> [Aim of the exercise]: Restate, word for word, all of the material shown below.

*-*-*

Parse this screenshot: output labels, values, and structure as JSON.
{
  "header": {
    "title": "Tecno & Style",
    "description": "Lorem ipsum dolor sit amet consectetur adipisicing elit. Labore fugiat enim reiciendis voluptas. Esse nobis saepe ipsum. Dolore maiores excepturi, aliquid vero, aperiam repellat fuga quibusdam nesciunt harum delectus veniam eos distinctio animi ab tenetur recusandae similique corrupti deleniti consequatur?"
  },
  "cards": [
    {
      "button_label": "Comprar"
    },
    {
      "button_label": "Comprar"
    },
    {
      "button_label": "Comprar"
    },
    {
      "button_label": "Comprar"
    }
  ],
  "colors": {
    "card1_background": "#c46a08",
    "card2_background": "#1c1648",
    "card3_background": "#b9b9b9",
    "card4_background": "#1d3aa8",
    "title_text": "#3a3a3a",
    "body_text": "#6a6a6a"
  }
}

*-*-*

> [Response to the task]:
Parse this screenshot: output labels, values, and structure as JSON.
{
  "header": {
    "title": "Tecno & Style",
    "description": "Lorem ipsum dolor sit amet consectetur adipisicing elit. Labore fugiat enim reiciendis voluptas. Esse nobis saepe ipsum. Dolore maiores excepturi, aliquid vero, aperiam repellat fuga quibusdam nesciunt harum delectus veniam eos distinctio animi ab tenetur recusandae similique corrupti deleniti consequatur?"
  },
  "cards": [
    {
      "button_label": "Comprar"
    },
    {
      "button_label": "Comprar"
    },
    {
      "button_label": "Comprar"
    },
    {
      "button_label": "Comprar"
    }
  ],
  "colors": {
    "card1_background": "#c46a08",
    "card2_background": "#1c1648",
    "card3_background": "#b9b9b9",
    "card4_background": "#1d3aa8",
    "title_text": "#3a3a3a",
    "body_text": "#6a6a6a"
  }
}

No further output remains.